Brief —
Write the number of lines holding the word "fonctions", and nothing else.

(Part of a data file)

[Begin]

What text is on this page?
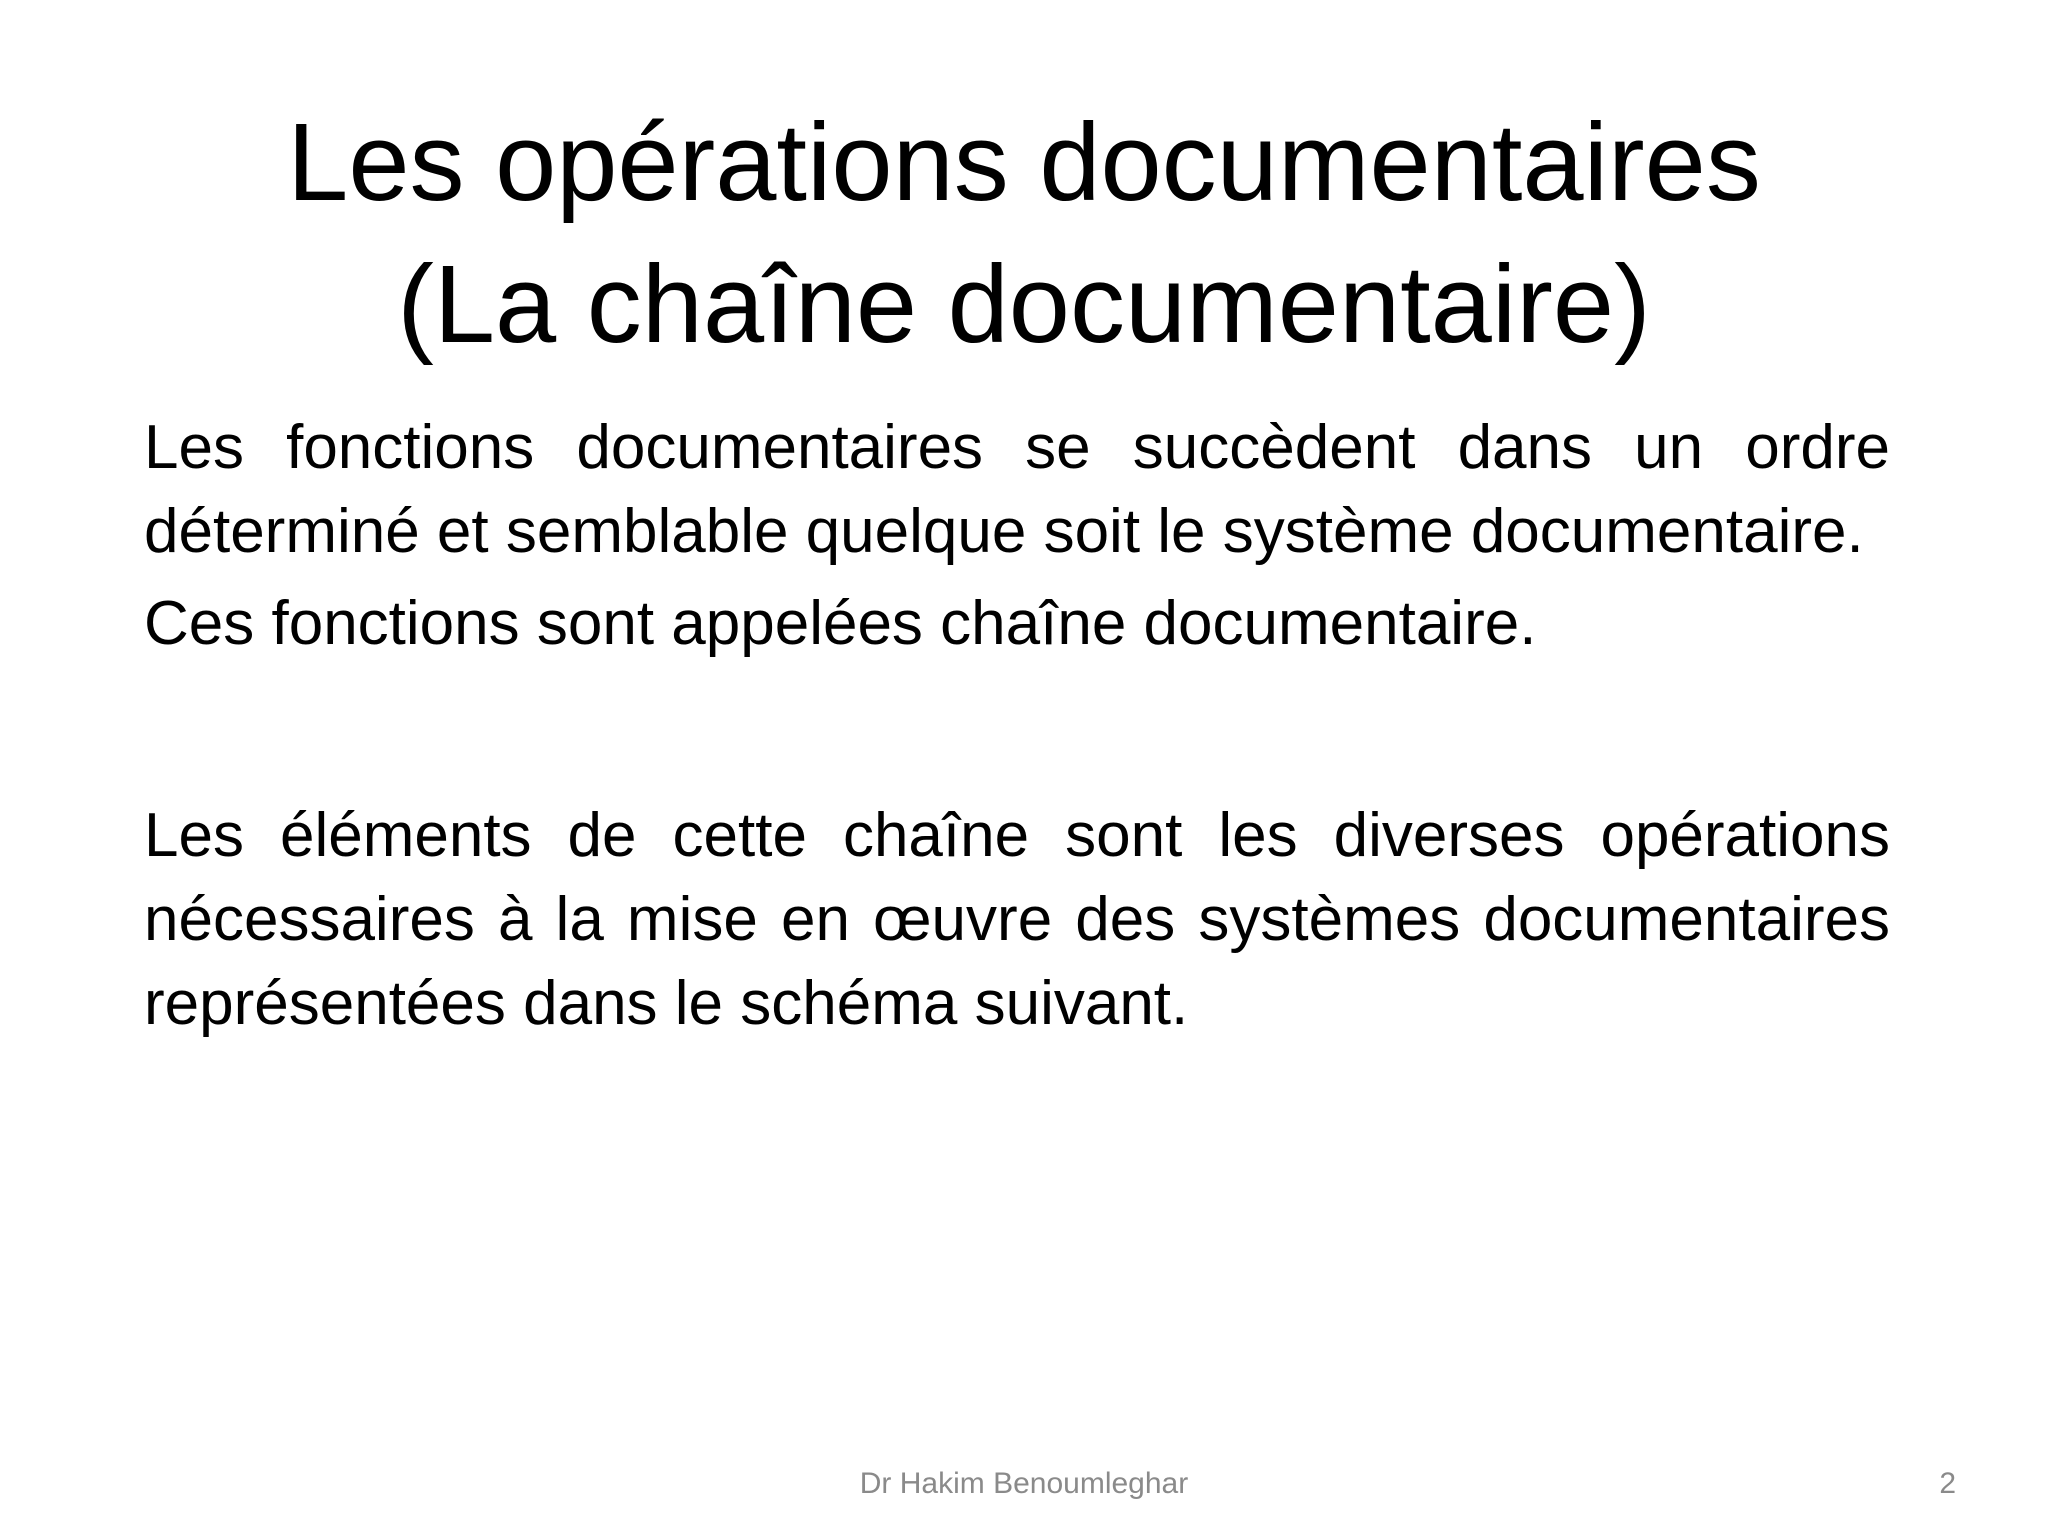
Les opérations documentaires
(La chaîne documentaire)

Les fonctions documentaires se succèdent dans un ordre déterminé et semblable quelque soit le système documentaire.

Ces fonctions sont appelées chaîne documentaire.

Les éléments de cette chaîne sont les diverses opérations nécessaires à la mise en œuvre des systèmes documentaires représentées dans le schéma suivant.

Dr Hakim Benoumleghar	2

[End]
[Begin]

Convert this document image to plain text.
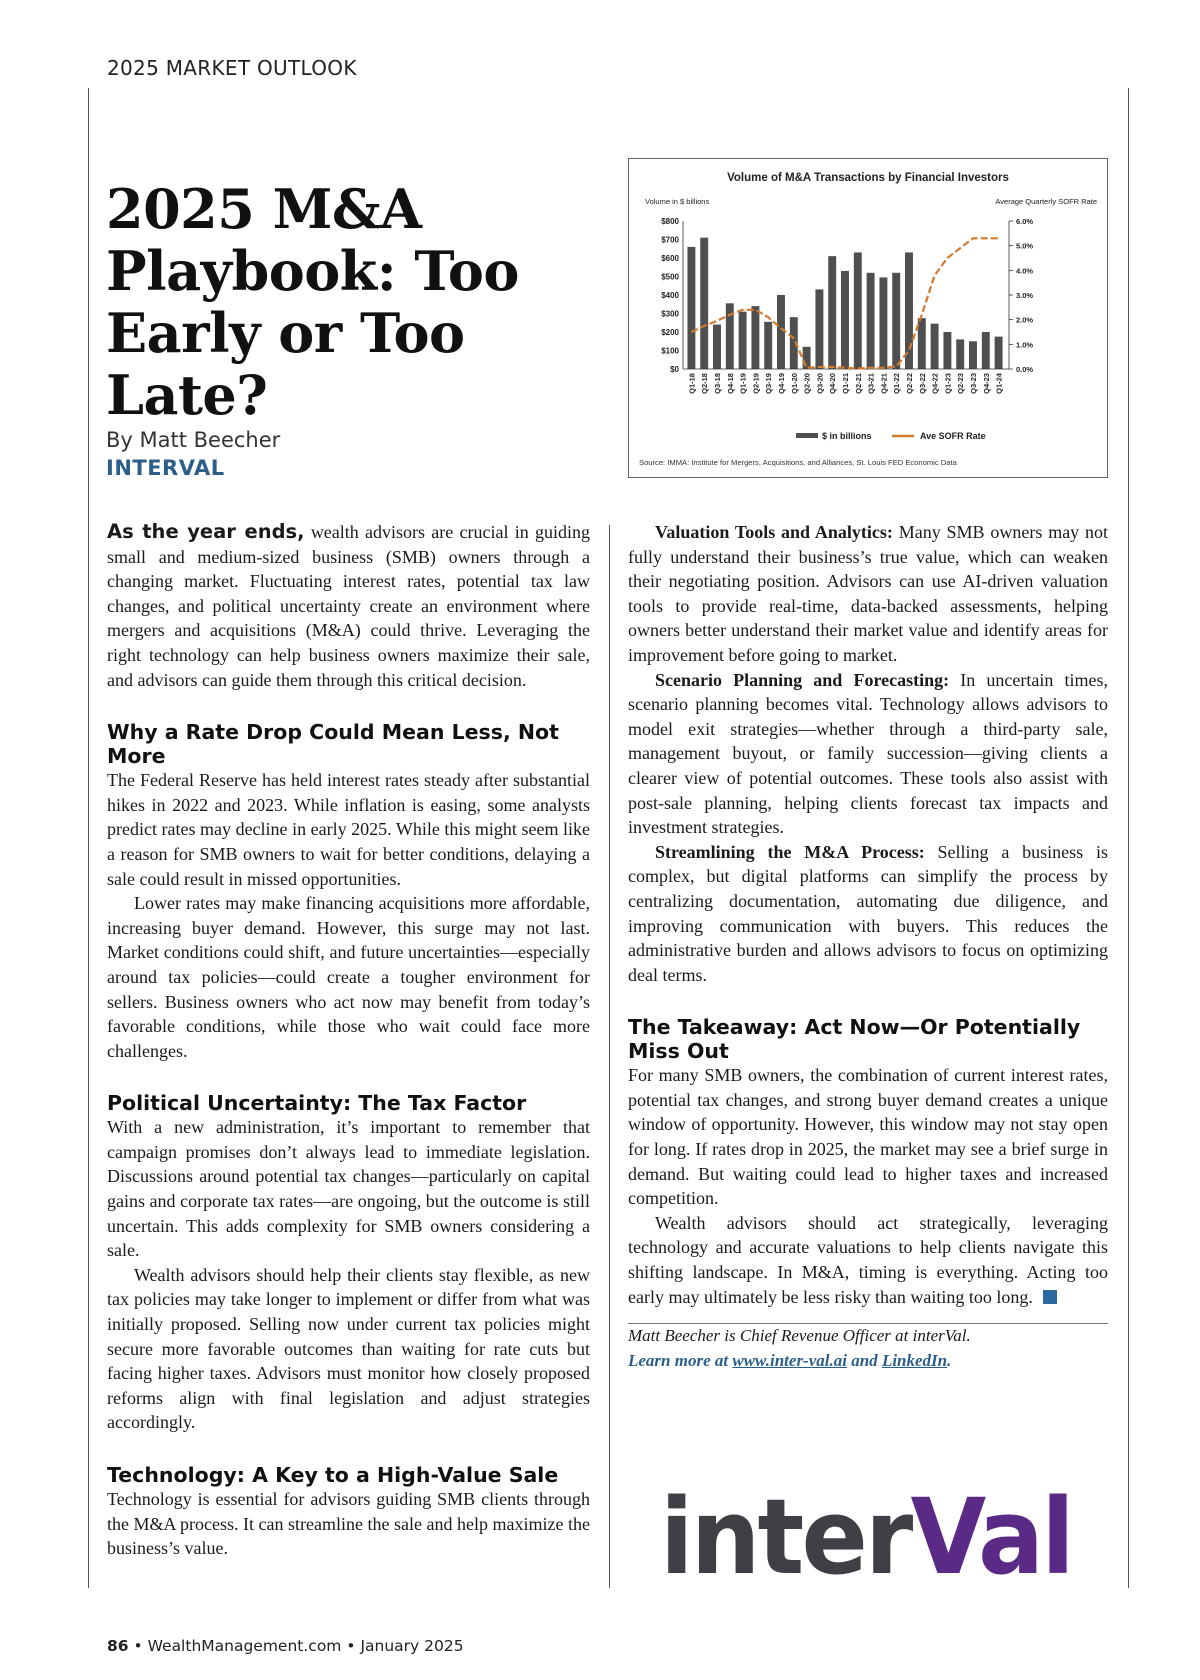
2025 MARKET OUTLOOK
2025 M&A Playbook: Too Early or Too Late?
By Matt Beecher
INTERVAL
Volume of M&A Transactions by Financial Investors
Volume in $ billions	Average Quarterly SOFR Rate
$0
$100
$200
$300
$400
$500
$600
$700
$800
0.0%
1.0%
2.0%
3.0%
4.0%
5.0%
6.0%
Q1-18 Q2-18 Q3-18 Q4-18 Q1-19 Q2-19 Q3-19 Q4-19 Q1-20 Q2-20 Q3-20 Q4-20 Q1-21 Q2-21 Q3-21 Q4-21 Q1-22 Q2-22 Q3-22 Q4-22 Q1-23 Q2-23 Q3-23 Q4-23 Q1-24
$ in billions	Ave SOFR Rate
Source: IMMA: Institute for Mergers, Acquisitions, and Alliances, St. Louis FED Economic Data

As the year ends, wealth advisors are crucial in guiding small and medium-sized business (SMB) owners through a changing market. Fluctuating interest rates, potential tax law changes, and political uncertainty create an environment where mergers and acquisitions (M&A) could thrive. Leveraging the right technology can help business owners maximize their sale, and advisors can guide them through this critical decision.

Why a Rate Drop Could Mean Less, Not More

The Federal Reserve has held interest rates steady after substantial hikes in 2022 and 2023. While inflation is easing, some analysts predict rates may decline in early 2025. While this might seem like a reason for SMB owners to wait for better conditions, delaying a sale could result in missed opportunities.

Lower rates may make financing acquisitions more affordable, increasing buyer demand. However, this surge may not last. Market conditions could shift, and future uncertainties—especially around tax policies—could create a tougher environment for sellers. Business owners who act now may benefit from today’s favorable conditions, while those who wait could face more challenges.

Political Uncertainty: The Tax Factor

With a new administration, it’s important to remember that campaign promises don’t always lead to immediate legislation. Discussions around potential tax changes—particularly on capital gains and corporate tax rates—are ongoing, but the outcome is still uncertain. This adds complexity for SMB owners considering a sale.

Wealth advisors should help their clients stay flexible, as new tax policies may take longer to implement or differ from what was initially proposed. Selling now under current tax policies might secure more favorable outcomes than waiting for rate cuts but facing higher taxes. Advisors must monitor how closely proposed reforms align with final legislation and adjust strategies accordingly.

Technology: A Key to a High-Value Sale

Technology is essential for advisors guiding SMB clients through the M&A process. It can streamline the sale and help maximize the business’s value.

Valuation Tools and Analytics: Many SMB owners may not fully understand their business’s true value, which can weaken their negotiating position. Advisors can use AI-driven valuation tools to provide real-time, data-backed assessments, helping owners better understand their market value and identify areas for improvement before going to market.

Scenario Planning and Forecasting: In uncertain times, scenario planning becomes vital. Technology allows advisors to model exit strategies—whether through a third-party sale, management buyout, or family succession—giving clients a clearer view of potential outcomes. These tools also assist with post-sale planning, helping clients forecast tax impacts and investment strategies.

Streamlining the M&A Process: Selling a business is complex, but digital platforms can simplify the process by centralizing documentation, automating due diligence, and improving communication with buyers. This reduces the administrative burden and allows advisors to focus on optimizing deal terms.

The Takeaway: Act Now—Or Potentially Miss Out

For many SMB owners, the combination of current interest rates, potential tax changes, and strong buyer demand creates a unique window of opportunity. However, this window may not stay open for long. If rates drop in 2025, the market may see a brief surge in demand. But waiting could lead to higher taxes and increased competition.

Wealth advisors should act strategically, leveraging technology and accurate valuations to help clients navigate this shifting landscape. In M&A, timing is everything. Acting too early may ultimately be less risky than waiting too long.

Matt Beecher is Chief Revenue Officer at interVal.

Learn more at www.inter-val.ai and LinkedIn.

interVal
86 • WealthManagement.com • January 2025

[End]

Solution below —
2